# STATED GOAL
From the listing below, select every line where the word "italiano" appears.

______

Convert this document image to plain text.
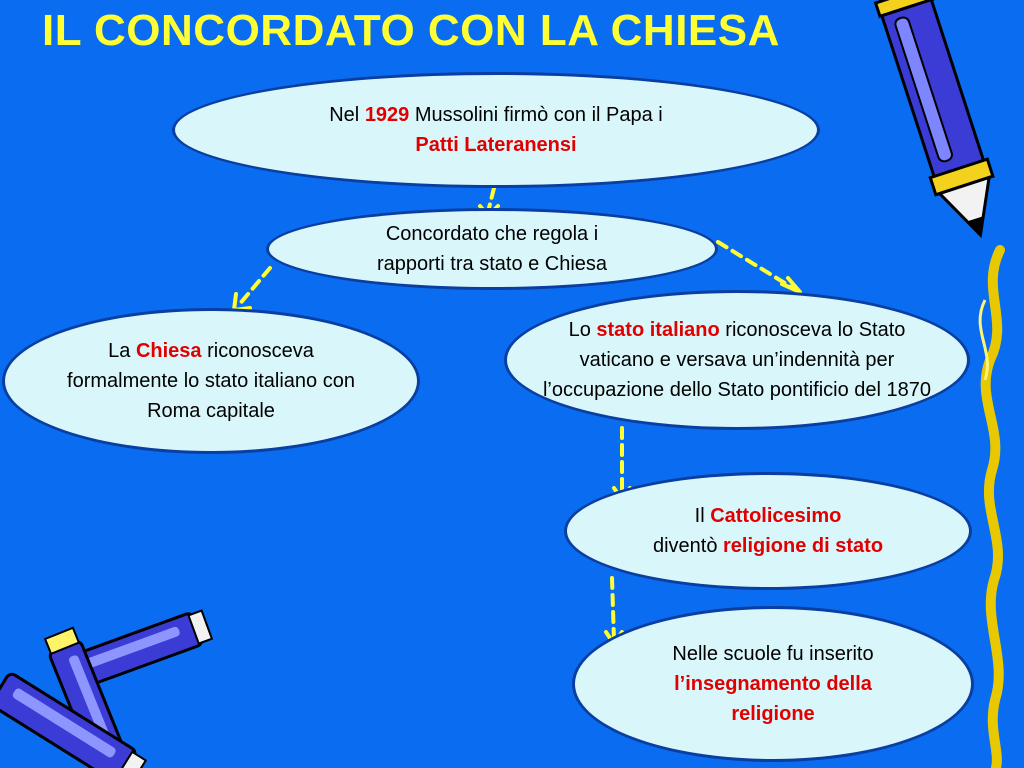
IL CONCORDATO CON LA CHIESA
Nel 1929 Mussolini firmò con il Papa i
Patti Lateranensi
Concordato che regola i
rapporti tra stato e Chiesa
La Chiesa riconosceva formalmente lo stato italiano con Roma capitale
Lo stato italiano riconosceva lo Stato vaticano e versava un’indennità per l’occupazione dello Stato pontificio del 1870
Il Cattolicesimo
diventò religione di stato
Nelle scuole fu inserito
l’insegnamento della religione
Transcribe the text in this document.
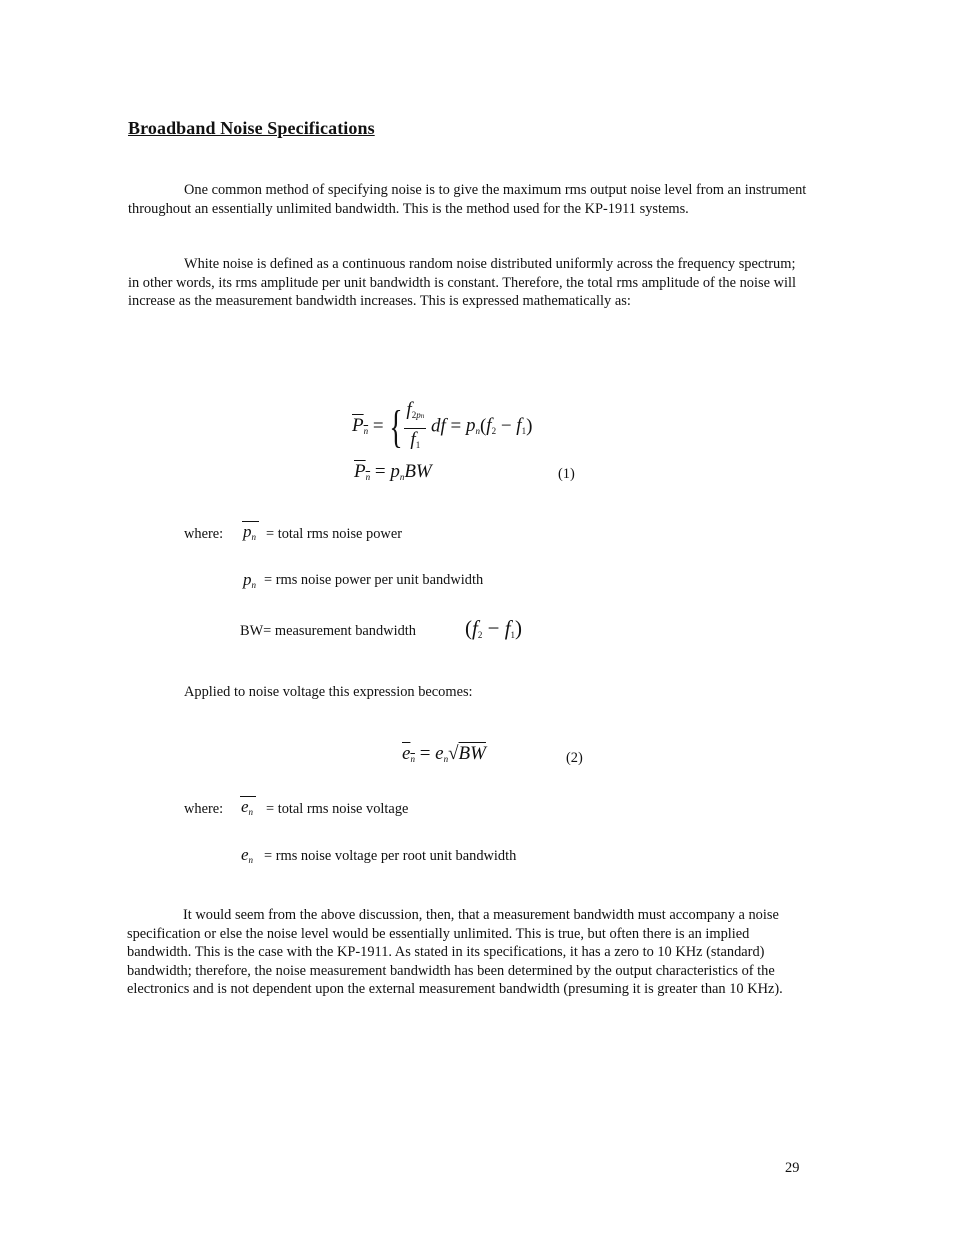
Broadband Noise Specifications

One common method of specifying noise is to give the maximum rms output noise level from an instrument throughout an essentially unlimited bandwidth. This is the method used for the KP-1911 systems.

White noise is defined as a continuous random noise distributed uniformly across the frequency spectrum; in other words, its rms amplitude per unit bandwidth is constant. Therefore, the total rms amplitude of the noise will increase as the measurement bandwidth increases. This is expressed mathematically as:

Pn = { $\frac{f_{2pn}}{f_1}$ df = $pn(f_2 - f_1)$
Pn = pnBW	(1)
where: pn = total rms noise power
pn = rms noise power per unit bandwidth
BW= measurement bandwidth $(f_2 - f_1)$

Applied to noise voltage this expression becomes:

en = en√BW	(2)
where: en = total rms noise voltage
en = rms noise voltage per root unit bandwidth

It would seem from the above discussion, then, that a measurement bandwidth must accompany a noise specification or else the noise level would be essentially unlimited. This is true, but often there is an implied bandwidth. This is the case with the KP-1911. As stated in its specifications, it has a zero to 10 KHz (standard) bandwidth; therefore, the noise measurement bandwidth has been determined by the output characteristics of the electronics and is not dependent upon the external measurement bandwidth (presuming it is greater than 10 KHz).

29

______

# RESPONSE TO THE TASK
La Chiesa riconosceva formalmente lo stato italiano con Roma capitale
Lo stato italiano riconosceva lo Stato vaticano e versava un’indennità per l’occupazione dello Stato pontificio del 1870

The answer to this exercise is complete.